(WHAT IS ASKED) Omit all pictures. Copy the rest of the material exactly.

— begin —

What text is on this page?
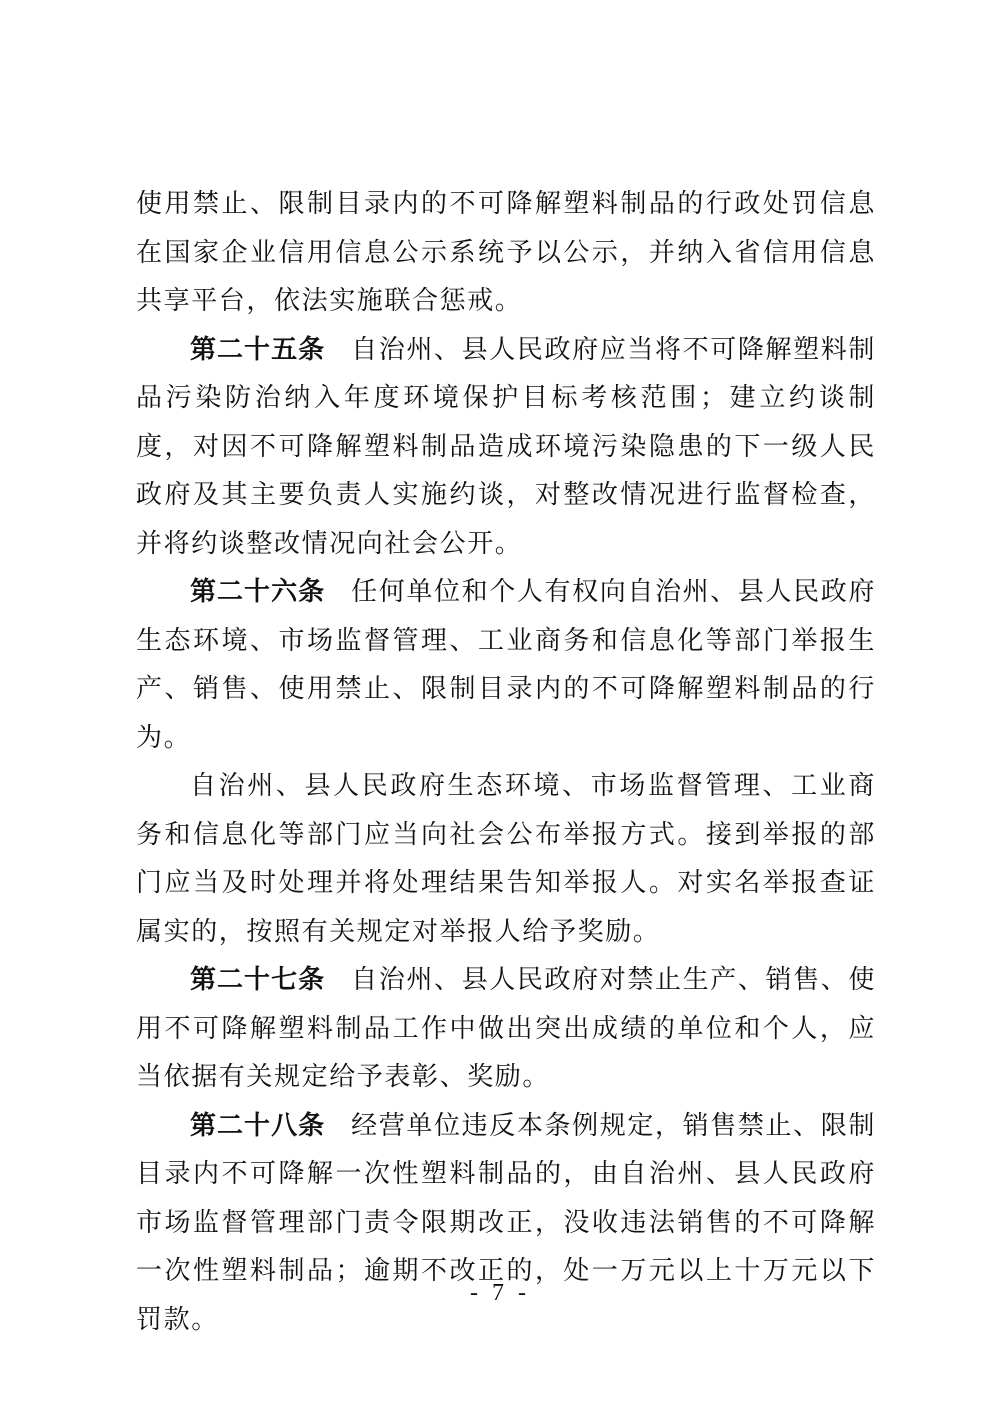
使用禁止、限制目录内的不可降解塑料制品的行政处罚信息在国家企业信用信息公示系统予以公示，并纳入省信用信息共享平台，依法实施联合惩戒。

第二十五条 自治州、县人民政府应当将不可降解塑料制品污染防治纳入年度环境保护目标考核范围；建立约谈制度，对因不可降解塑料制品造成环境污染隐患的下一级人民政府及其主要负责人实施约谈，对整改情况进行监督检查，并将约谈整改情况向社会公开。

第二十六条 任何单位和个人有权向自治州、县人民政府生态环境、市场监督管理、工业商务和信息化等部门举报生产、销售、使用禁止、限制目录内的不可降解塑料制品的行为。

自治州、县人民政府生态环境、市场监督管理、工业商务和信息化等部门应当向社会公布举报方式。接到举报的部门应当及时处理并将处理结果告知举报人。对实名举报查证属实的，按照有关规定对举报人给予奖励。

第二十七条 自治州、县人民政府对禁止生产、销售、使用不可降解塑料制品工作中做出突出成绩的单位和个人，应当依据有关规定给予表彰、奖励。

第二十八条 经营单位违反本条例规定，销售禁止、限制目录内不可降解一次性塑料制品的，由自治州、县人民政府市场监督管理部门责令限期改正，没收违法销售的不可降解一次性塑料制品；逾期不改正的，处一万元以上十万元以下罚款。

- 7 -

— end —

(FINISHED EXERCISE)
What text is on this page?
使用禁止、限制目录内的不可降解塑料制品的行政处罚信息在国家企业信用信息公示系统予以公示，并纳入省信用信息共享平台，依法实施联合惩戒。

第二十五条 自治州、县人民政府应当将不可降解塑料制品污染防治纳入年度环境保护目标考核范围；建立约谈制度，对因不可降解塑料制品造成环境污染隐患的下一级人民政府及其主要负责人实施约谈，对整改情况进行监督检查，并将约谈整改情况向社会公开。

第二十六条 任何单位和个人有权向自治州、县人民政府生态环境、市场监督管理、工业商务和信息化等部门举报生产、销售、使用禁止、限制目录内的不可降解塑料制品的行为。

自治州、县人民政府生态环境、市场监督管理、工业商务和信息化等部门应当向社会公布举报方式。接到举报的部门应当及时处理并将处理结果告知举报人。对实名举报查证属实的，按照有关规定对举报人给予奖励。

第二十七条 自治州、县人民政府对禁止生产、销售、使用不可降解塑料制品工作中做出突出成绩的单位和个人，应当依据有关规定给予表彰、奖励。

第二十八条 经营单位违反本条例规定，销售禁止、限制目录内不可降解一次性塑料制品的，由自治州、县人民政府市场监督管理部门责令限期改正，没收违法销售的不可降解一次性塑料制品；逾期不改正的，处一万元以上十万元以下罚款。

- 7 -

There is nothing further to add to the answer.